● **LISTING**:
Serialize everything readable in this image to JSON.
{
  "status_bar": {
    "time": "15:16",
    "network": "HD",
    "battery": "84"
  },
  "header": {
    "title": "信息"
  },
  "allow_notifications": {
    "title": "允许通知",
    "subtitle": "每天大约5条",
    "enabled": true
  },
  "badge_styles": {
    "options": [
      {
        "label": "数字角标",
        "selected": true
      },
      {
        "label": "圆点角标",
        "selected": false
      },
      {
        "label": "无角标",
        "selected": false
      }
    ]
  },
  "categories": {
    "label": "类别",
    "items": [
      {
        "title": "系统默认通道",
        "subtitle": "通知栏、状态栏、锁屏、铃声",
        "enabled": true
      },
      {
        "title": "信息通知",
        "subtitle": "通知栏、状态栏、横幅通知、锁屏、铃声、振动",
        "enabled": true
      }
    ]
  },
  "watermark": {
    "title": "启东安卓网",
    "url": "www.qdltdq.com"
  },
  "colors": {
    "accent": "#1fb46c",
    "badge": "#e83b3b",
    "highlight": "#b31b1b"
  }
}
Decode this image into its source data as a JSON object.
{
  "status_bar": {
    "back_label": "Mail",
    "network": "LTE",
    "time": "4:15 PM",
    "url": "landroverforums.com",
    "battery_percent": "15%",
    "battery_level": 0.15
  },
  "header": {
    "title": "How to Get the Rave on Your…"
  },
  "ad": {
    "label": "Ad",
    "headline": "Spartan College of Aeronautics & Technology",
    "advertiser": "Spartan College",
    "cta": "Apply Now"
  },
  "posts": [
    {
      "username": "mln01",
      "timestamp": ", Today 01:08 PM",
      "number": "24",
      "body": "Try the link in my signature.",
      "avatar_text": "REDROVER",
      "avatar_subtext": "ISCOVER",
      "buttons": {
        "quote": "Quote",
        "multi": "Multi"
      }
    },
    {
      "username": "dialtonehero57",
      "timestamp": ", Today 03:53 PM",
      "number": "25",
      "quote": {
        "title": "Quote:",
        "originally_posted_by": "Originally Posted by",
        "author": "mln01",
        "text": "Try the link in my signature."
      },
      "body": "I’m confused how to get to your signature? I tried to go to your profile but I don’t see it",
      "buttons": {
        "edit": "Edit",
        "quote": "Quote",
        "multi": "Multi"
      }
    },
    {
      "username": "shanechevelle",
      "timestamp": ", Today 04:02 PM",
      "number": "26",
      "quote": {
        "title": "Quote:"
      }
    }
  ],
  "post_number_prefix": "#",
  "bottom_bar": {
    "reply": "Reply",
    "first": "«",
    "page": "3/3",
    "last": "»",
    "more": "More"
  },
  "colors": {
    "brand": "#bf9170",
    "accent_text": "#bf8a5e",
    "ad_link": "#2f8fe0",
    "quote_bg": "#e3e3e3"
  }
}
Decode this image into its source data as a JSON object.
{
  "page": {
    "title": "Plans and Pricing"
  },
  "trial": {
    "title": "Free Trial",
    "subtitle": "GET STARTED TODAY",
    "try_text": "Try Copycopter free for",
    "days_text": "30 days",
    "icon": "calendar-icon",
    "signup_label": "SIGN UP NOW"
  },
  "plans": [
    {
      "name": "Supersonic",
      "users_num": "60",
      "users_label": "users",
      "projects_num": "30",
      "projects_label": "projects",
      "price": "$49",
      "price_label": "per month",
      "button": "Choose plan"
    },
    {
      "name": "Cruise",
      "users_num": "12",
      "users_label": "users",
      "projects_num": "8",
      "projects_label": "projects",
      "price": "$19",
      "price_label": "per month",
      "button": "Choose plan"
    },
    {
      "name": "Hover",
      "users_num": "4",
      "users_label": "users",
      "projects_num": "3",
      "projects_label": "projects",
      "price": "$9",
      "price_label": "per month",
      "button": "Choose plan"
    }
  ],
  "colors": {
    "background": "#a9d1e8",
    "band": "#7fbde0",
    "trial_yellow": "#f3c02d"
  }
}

● **EXERCISE DETAILS**:
Go through the records and gather the lines that hold "timestamp".

● **EXERCISE RESPONSE**:
      "timestamp": ", Today 01:08 PM",
      "timestamp": ", Today 03:53 PM",
      "timestamp": ", Today 04:02 PM",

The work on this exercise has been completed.